### TASK BRIEF
All records are to be retyped faithfully and completely.

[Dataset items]
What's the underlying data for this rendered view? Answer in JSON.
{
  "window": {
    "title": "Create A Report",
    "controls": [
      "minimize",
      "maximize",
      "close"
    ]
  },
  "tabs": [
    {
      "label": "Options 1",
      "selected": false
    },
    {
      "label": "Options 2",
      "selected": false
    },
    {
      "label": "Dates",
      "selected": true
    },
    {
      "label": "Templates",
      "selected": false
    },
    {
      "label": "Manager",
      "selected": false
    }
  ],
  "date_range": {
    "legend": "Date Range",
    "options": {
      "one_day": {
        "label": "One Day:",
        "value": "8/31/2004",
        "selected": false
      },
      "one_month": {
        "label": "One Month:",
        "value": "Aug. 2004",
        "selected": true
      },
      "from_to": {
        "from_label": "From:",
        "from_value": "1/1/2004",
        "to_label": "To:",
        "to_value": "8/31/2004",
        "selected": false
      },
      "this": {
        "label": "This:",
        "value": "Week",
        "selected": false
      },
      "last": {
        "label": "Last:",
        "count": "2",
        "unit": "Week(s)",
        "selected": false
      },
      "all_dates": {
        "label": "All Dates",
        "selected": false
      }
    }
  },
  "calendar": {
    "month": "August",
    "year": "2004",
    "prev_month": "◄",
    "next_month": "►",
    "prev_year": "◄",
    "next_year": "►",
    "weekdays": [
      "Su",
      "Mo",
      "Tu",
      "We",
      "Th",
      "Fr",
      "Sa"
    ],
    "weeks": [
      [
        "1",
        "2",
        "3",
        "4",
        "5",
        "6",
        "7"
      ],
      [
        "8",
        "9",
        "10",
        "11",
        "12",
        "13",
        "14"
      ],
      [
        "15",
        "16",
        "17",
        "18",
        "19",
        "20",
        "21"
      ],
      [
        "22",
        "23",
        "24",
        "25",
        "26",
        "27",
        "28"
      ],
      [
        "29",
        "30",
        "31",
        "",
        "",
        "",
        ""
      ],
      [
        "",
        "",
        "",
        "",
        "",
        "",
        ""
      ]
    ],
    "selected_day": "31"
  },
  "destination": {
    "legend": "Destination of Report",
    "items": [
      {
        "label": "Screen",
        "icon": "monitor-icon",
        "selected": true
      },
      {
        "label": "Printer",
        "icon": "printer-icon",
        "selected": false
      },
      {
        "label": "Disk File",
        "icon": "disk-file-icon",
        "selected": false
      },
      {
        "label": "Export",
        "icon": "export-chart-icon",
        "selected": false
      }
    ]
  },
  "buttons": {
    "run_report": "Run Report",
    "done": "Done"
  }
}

### FINISHED ANSWER
What's the underlying data for this rendered view? Answer in JSON.
{
  "window": {
    "title": "Create A Report",
    "controls": [
      "minimize",
      "maximize",
      "close"
    ]
  },
  "tabs": [
    {
      "label": "Options 1",
      "selected": false
    },
    {
      "label": "Options 2",
      "selected": false
    },
    {
      "label": "Dates",
      "selected": true
    },
    {
      "label": "Templates",
      "selected": false
    },
    {
      "label": "Manager",
      "selected": false
    }
  ],
  "date_range": {
    "legend": "Date Range",
    "options": {
      "one_day": {
        "label": "One Day:",
        "value": "8/31/2004",
        "selected": false
      },
      "one_month": {
        "label": "One Month:",
        "value": "Aug. 2004",
        "selected": true
      },
      "from_to": {
        "from_label": "From:",
        "from_value": "1/1/2004",
        "to_label": "To:",
        "to_value": "8/31/2004",
        "selected": false
      },
      "this": {
        "label": "This:",
        "value": "Week",
        "selected": false
      },
      "last": {
        "label": "Last:",
        "count": "2",
        "unit": "Week(s)",
        "selected": false
      },
      "all_dates": {
        "label": "All Dates",
        "selected": false
      }
    }
  },
  "calendar": {
    "month": "August",
    "year": "2004",
    "prev_month": "◄",
    "next_month": "►",
    "prev_year": "◄",
    "next_year": "►",
    "weekdays": [
      "Su",
      "Mo",
      "Tu",
      "We",
      "Th",
      "Fr",
      "Sa"
    ],
    "weeks": [
      [
        "1",
        "2",
        "3",
        "4",
        "5",
        "6",
        "7"
      ],
      [
        "8",
        "9",
        "10",
        "11",
        "12",
        "13",
        "14"
      ],
      [
        "15",
        "16",
        "17",
        "18",
        "19",
        "20",
        "21"
      ],
      [
        "22",
        "23",
        "24",
        "25",
        "26",
        "27",
        "28"
      ],
      [
        "29",
        "30",
        "31",
        "",
        "",
        "",
        ""
      ],
      [
        "",
        "",
        "",
        "",
        "",
        "",
        ""
      ]
    ],
    "selected_day": "31"
  },
  "destination": {
    "legend": "Destination of Report",
    "items": [
      {
        "label": "Screen",
        "icon": "monitor-icon",
        "selected": true
      },
      {
        "label": "Printer",
        "icon": "printer-icon",
        "selected": false
      },
      {
        "label": "Disk File",
        "icon": "disk-file-icon",
        "selected": false
      },
      {
        "label": "Export",
        "icon": "export-chart-icon",
        "selected": false
      }
    ]
  },
  "buttons": {
    "run_report": "Run Report",
    "done": "Done"
  }
}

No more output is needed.